Directions for this task -
Extract the full set of records that follows, word for word.

### The records

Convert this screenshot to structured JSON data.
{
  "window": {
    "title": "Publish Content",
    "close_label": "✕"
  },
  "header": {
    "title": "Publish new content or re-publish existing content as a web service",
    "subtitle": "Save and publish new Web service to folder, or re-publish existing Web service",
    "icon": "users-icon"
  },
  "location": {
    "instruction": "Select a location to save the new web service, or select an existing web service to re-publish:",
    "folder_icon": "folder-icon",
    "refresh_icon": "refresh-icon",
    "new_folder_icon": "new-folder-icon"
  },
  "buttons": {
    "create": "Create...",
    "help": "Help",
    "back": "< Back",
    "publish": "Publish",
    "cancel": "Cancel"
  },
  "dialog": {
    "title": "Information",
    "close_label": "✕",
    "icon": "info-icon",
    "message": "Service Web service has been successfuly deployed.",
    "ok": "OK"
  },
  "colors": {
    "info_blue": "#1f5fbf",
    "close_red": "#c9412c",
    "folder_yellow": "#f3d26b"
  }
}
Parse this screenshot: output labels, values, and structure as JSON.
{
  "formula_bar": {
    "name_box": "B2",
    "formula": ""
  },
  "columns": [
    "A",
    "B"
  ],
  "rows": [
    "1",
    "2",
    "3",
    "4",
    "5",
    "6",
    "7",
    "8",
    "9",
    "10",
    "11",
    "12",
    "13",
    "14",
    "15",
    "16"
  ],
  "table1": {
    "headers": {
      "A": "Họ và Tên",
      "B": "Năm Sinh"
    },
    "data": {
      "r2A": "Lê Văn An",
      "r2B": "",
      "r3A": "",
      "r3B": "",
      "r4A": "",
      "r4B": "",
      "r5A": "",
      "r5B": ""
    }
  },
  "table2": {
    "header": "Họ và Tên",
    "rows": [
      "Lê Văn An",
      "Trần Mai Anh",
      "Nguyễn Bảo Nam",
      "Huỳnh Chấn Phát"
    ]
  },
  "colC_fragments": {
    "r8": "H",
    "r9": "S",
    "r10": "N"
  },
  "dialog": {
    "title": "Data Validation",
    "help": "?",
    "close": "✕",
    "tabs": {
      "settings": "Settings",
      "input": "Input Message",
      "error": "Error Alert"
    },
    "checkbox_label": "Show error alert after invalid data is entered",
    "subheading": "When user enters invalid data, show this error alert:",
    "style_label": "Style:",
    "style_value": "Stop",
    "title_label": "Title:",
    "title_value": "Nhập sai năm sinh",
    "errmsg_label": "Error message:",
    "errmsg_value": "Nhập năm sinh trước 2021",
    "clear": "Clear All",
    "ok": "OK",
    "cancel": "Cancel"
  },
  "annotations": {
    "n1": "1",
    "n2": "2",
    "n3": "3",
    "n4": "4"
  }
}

######

Response to this task -
Convert this screenshot to structured JSON data.
{
  "window": {
    "title": "Publish Content",
    "close_label": "✕"
  },
  "header": {
    "title": "Publish new content or re-publish existing content as a web service",
    "subtitle": "Save and publish new Web service to folder, or re-publish existing Web service",
    "icon": "users-icon"
  },
  "location": {
    "instruction": "Select a location to save the new web service, or select an existing web service to re-publish:",
    "folder_icon": "folder-icon",
    "refresh_icon": "refresh-icon",
    "new_folder_icon": "new-folder-icon"
  },
  "buttons": {
    "create": "Create...",
    "help": "Help",
    "back": "< Back",
    "publish": "Publish",
    "cancel": "Cancel"
  },
  "dialog": {
    "title": "Information",
    "close_label": "✕",
    "icon": "info-icon",
    "message": "Service Web service has been successfuly deployed.",
    "ok": "OK"
  },
  "colors": {
    "info_blue": "#1f5fbf",
    "close_red": "#c9412c",
    "folder_yellow": "#f3d26b"
  }
}
Parse this screenshot: output labels, values, and structure as JSON.
{
  "formula_bar": {
    "name_box": "B2",
    "formula": ""
  },
  "columns": [
    "A",
    "B"
  ],
  "rows": [
    "1",
    "2",
    "3",
    "4",
    "5",
    "6",
    "7",
    "8",
    "9",
    "10",
    "11",
    "12",
    "13",
    "14",
    "15",
    "16"
  ],
  "table1": {
    "headers": {
      "A": "Họ và Tên",
      "B": "Năm Sinh"
    },
    "data": {
      "r2A": "Lê Văn An",
      "r2B": "",
      "r3A": "",
      "r3B": "",
      "r4A": "",
      "r4B": "",
      "r5A": "",
      "r5B": ""
    }
  },
  "table2": {
    "header": "Họ và Tên",
    "rows": [
      "Lê Văn An",
      "Trần Mai Anh",
      "Nguyễn Bảo Nam",
      "Huỳnh Chấn Phát"
    ]
  },
  "colC_fragments": {
    "r8": "H",
    "r9": "S",
    "r10": "N"
  },
  "dialog": {
    "title": "Data Validation",
    "help": "?",
    "close": "✕",
    "tabs": {
      "settings": "Settings",
      "input": "Input Message",
      "error": "Error Alert"
    },
    "checkbox_label": "Show error alert after invalid data is entered",
    "subheading": "When user enters invalid data, show this error alert:",
    "style_label": "Style:",
    "style_value": "Stop",
    "title_label": "Title:",
    "title_value": "Nhập sai năm sinh",
    "errmsg_label": "Error message:",
    "errmsg_value": "Nhập năm sinh trước 2021",
    "clear": "Clear All",
    "ok": "OK",
    "cancel": "Cancel"
  },
  "annotations": {
    "n1": "1",
    "n2": "2",
    "n3": "3",
    "n4": "4"
  }
}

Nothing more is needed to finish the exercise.